- **Supplied data**
— BEGIN —
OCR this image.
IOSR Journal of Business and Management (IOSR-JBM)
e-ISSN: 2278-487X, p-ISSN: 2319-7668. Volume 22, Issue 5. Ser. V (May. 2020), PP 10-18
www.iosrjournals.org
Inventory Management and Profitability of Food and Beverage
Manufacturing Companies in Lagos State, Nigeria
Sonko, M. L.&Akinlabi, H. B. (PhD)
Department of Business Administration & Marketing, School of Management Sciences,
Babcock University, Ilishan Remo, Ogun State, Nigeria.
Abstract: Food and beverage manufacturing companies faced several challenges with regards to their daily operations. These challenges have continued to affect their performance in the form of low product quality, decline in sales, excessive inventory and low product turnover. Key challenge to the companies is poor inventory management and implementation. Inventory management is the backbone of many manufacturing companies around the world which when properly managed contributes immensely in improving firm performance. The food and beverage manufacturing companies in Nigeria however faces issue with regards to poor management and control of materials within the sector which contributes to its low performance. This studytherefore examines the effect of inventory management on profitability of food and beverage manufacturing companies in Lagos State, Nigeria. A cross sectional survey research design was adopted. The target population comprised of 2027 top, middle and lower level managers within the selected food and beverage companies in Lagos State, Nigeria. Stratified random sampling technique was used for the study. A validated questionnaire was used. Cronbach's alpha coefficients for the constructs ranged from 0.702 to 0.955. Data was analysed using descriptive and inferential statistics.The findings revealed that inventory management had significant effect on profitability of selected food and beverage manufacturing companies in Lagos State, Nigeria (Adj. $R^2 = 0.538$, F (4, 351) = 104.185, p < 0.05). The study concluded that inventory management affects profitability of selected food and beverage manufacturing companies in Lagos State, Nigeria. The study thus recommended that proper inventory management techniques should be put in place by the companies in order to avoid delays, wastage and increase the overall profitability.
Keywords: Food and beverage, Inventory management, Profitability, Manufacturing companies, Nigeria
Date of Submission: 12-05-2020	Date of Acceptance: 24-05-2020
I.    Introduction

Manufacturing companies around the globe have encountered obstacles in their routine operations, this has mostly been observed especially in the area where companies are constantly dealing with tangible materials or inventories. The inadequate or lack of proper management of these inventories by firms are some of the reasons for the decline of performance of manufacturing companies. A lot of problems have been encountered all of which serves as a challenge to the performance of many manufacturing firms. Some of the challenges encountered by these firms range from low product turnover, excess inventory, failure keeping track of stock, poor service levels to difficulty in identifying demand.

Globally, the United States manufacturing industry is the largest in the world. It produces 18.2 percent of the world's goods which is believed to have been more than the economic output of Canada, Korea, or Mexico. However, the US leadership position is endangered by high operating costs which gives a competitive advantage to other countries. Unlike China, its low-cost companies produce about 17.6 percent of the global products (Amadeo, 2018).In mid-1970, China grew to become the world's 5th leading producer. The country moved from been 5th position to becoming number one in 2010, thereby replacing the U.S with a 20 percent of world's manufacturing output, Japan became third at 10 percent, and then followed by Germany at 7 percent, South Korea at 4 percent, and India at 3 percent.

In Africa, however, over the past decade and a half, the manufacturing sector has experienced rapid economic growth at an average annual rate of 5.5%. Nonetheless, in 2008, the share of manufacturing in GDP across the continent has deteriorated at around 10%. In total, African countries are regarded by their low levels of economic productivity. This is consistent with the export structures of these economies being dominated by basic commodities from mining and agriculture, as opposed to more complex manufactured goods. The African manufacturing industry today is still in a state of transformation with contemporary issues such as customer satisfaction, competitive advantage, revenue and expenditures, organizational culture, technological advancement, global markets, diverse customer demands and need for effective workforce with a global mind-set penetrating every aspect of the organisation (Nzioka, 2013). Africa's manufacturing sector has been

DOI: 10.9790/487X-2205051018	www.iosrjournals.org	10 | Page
— END —
- **Request**
Write out the records above again, keeping each one identical to the original.

- **Response for this exercise**
OCR this image.
IOSR Journal of Business and Management (IOSR-JBM)
e-ISSN: 2278-487X, p-ISSN: 2319-7668. Volume 22, Issue 5. Ser. V (May. 2020), PP 10-18
www.iosrjournals.org
Inventory Management and Profitability of Food and Beverage
Manufacturing Companies in Lagos State, Nigeria
Sonko, M. L.&Akinlabi, H. B. (PhD)
Department of Business Administration & Marketing, School of Management Sciences,
Babcock University, Ilishan Remo, Ogun State, Nigeria.
Abstract: Food and beverage manufacturing companies faced several challenges with regards to their daily operations. These challenges have continued to affect their performance in the form of low product quality, decline in sales, excessive inventory and low product turnover. Key challenge to the companies is poor inventory management and implementation. Inventory management is the backbone of many manufacturing companies around the world which when properly managed contributes immensely in improving firm performance. The food and beverage manufacturing companies in Nigeria however faces issue with regards to poor management and control of materials within the sector which contributes to its low performance. This studytherefore examines the effect of inventory management on profitability of food and beverage manufacturing companies in Lagos State, Nigeria. A cross sectional survey research design was adopted. The target population comprised of 2027 top, middle and lower level managers within the selected food and beverage companies in Lagos State, Nigeria. Stratified random sampling technique was used for the study. A validated questionnaire was used. Cronbach's alpha coefficients for the constructs ranged from 0.702 to 0.955. Data was analysed using descriptive and inferential statistics.The findings revealed that inventory management had significant effect on profitability of selected food and beverage manufacturing companies in Lagos State, Nigeria (Adj. $R^2 = 0.538$, F (4, 351) = 104.185, p < 0.05). The study concluded that inventory management affects profitability of selected food and beverage manufacturing companies in Lagos State, Nigeria. The study thus recommended that proper inventory management techniques should be put in place by the companies in order to avoid delays, wastage and increase the overall profitability.
Keywords: Food and beverage, Inventory management, Profitability, Manufacturing companies, Nigeria
Date of Submission: 12-05-2020	Date of Acceptance: 24-05-2020
I.    Introduction

Manufacturing companies around the globe have encountered obstacles in their routine operations, this has mostly been observed especially in the area where companies are constantly dealing with tangible materials or inventories. The inadequate or lack of proper management of these inventories by firms are some of the reasons for the decline of performance of manufacturing companies. A lot of problems have been encountered all of which serves as a challenge to the performance of many manufacturing firms. Some of the challenges encountered by these firms range from low product turnover, excess inventory, failure keeping track of stock, poor service levels to difficulty in identifying demand.

Globally, the United States manufacturing industry is the largest in the world. It produces 18.2 percent of the world's goods which is believed to have been more than the economic output of Canada, Korea, or Mexico. However, the US leadership position is endangered by high operating costs which gives a competitive advantage to other countries. Unlike China, its low-cost companies produce about 17.6 percent of the global products (Amadeo, 2018).In mid-1970, China grew to become the world's 5th leading producer. The country moved from been 5th position to becoming number one in 2010, thereby replacing the U.S with a 20 percent of world's manufacturing output, Japan became third at 10 percent, and then followed by Germany at 7 percent, South Korea at 4 percent, and India at 3 percent.

In Africa, however, over the past decade and a half, the manufacturing sector has experienced rapid economic growth at an average annual rate of 5.5%. Nonetheless, in 2008, the share of manufacturing in GDP across the continent has deteriorated at around 10%. In total, African countries are regarded by their low levels of economic productivity. This is consistent with the export structures of these economies being dominated by basic commodities from mining and agriculture, as opposed to more complex manufactured goods. The African manufacturing industry today is still in a state of transformation with contemporary issues such as customer satisfaction, competitive advantage, revenue and expenditures, organizational culture, technological advancement, global markets, diverse customer demands and need for effective workforce with a global mind-set penetrating every aspect of the organisation (Nzioka, 2013). Africa's manufacturing sector has been

DOI: 10.9790/487X-2205051018	www.iosrjournals.org	10 | Page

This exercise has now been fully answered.